| What to do |
Reproduce each of the lines word for word.

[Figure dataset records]
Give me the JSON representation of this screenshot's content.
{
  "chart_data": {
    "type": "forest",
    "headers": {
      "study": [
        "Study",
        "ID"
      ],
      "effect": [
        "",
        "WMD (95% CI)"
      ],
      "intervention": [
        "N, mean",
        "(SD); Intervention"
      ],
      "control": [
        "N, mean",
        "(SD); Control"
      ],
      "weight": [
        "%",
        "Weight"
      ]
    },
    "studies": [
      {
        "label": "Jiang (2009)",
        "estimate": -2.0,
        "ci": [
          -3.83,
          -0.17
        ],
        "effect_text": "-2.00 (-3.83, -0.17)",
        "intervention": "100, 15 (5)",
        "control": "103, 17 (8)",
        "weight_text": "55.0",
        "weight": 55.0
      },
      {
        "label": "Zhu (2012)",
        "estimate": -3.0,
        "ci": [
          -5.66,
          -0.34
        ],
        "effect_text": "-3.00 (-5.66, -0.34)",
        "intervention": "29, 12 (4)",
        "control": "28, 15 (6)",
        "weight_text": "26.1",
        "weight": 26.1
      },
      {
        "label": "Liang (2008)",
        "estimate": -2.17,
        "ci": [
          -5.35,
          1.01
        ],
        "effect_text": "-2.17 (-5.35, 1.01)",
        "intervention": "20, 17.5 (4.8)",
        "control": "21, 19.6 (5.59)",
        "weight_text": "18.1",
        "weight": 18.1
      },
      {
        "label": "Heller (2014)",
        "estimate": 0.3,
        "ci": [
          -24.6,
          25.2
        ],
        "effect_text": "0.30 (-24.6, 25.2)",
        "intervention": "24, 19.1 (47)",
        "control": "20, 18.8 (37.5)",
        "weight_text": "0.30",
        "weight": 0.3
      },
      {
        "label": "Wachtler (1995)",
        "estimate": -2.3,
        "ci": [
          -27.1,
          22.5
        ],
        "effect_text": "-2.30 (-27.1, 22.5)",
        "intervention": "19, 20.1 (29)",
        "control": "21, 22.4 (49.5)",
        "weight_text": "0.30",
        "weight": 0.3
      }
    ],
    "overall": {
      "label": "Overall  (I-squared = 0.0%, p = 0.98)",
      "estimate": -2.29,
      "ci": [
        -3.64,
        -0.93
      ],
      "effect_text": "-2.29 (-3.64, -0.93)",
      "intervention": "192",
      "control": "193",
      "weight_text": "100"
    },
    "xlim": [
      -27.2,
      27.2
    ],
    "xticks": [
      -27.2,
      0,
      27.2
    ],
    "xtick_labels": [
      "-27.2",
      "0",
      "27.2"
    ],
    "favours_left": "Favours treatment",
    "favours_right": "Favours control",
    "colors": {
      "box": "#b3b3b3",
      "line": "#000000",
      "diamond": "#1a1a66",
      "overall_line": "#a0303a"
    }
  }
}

| Exercise output |
Give me the JSON representation of this screenshot's content.
{
  "chart_data": {
    "type": "forest",
    "headers": {
      "study": [
        "Study",
        "ID"
      ],
      "effect": [
        "",
        "WMD (95% CI)"
      ],
      "intervention": [
        "N, mean",
        "(SD); Intervention"
      ],
      "control": [
        "N, mean",
        "(SD); Control"
      ],
      "weight": [
        "%",
        "Weight"
      ]
    },
    "studies": [
      {
        "label": "Jiang (2009)",
        "estimate": -2.0,
        "ci": [
          -3.83,
          -0.17
        ],
        "effect_text": "-2.00 (-3.83, -0.17)",
        "intervention": "100, 15 (5)",
        "control": "103, 17 (8)",
        "weight_text": "55.0",
        "weight": 55.0
      },
      {
        "label": "Zhu (2012)",
        "estimate": -3.0,
        "ci": [
          -5.66,
          -0.34
        ],
        "effect_text": "-3.00 (-5.66, -0.34)",
        "intervention": "29, 12 (4)",
        "control": "28, 15 (6)",
        "weight_text": "26.1",
        "weight": 26.1
      },
      {
        "label": "Liang (2008)",
        "estimate": -2.17,
        "ci": [
          -5.35,
          1.01
        ],
        "effect_text": "-2.17 (-5.35, 1.01)",
        "intervention": "20, 17.5 (4.8)",
        "control": "21, 19.6 (5.59)",
        "weight_text": "18.1",
        "weight": 18.1
      },
      {
        "label": "Heller (2014)",
        "estimate": 0.3,
        "ci": [
          -24.6,
          25.2
        ],
        "effect_text": "0.30 (-24.6, 25.2)",
        "intervention": "24, 19.1 (47)",
        "control": "20, 18.8 (37.5)",
        "weight_text": "0.30",
        "weight": 0.3
      },
      {
        "label": "Wachtler (1995)",
        "estimate": -2.3,
        "ci": [
          -27.1,
          22.5
        ],
        "effect_text": "-2.30 (-27.1, 22.5)",
        "intervention": "19, 20.1 (29)",
        "control": "21, 22.4 (49.5)",
        "weight_text": "0.30",
        "weight": 0.3
      }
    ],
    "overall": {
      "label": "Overall  (I-squared = 0.0%, p = 0.98)",
      "estimate": -2.29,
      "ci": [
        -3.64,
        -0.93
      ],
      "effect_text": "-2.29 (-3.64, -0.93)",
      "intervention": "192",
      "control": "193",
      "weight_text": "100"
    },
    "xlim": [
      -27.2,
      27.2
    ],
    "xticks": [
      -27.2,
      0,
      27.2
    ],
    "xtick_labels": [
      "-27.2",
      "0",
      "27.2"
    ],
    "favours_left": "Favours treatment",
    "favours_right": "Favours control",
    "colors": {
      "box": "#b3b3b3",
      "line": "#000000",
      "diamond": "#1a1a66",
      "overall_line": "#a0303a"
    }
  }
}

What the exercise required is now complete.